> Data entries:
::::

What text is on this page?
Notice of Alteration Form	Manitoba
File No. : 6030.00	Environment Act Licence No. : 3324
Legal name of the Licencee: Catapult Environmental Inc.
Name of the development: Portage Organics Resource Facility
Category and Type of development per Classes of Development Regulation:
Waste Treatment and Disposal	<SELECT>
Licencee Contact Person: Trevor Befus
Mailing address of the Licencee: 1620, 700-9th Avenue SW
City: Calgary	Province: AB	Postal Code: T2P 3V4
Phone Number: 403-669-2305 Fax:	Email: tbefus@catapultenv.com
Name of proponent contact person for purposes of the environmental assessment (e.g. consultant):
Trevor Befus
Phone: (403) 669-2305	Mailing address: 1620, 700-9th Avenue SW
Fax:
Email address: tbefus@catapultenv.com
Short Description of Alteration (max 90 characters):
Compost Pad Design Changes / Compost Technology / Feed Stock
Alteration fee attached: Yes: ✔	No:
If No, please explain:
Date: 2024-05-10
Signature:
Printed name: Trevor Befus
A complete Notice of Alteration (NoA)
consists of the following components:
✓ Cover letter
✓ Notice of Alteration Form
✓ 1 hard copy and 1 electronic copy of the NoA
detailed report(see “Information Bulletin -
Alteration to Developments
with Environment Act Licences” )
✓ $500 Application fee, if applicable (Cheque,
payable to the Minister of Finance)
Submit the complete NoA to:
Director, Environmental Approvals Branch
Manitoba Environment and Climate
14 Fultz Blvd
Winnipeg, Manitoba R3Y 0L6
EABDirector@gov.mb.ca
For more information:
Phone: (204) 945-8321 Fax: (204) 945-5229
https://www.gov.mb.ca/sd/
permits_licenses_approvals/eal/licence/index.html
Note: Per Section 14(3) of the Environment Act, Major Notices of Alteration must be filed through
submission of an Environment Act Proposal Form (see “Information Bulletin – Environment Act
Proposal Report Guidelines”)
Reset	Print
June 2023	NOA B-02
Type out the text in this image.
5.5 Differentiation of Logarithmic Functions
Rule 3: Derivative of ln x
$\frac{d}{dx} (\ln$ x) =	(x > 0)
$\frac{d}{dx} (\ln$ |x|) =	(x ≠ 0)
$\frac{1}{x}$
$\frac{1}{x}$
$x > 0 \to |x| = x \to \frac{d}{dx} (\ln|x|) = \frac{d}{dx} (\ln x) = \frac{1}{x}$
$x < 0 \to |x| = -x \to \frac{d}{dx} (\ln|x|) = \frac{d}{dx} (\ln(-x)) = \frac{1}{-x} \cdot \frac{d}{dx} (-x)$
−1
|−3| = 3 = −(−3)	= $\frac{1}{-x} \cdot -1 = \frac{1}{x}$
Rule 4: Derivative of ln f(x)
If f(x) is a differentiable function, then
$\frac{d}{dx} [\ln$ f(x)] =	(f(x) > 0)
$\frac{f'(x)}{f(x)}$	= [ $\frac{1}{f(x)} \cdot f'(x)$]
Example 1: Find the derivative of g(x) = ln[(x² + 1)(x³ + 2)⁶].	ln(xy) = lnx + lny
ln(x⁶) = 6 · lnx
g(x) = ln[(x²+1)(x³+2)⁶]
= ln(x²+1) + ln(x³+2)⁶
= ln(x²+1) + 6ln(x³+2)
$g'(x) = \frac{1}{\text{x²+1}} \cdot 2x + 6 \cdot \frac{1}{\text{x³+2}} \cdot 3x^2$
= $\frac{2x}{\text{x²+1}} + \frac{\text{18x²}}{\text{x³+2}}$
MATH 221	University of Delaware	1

::::

> Problem requirements: Tally up the lines of the listing containing the word "Email". Give only the total.

> Correct output: 2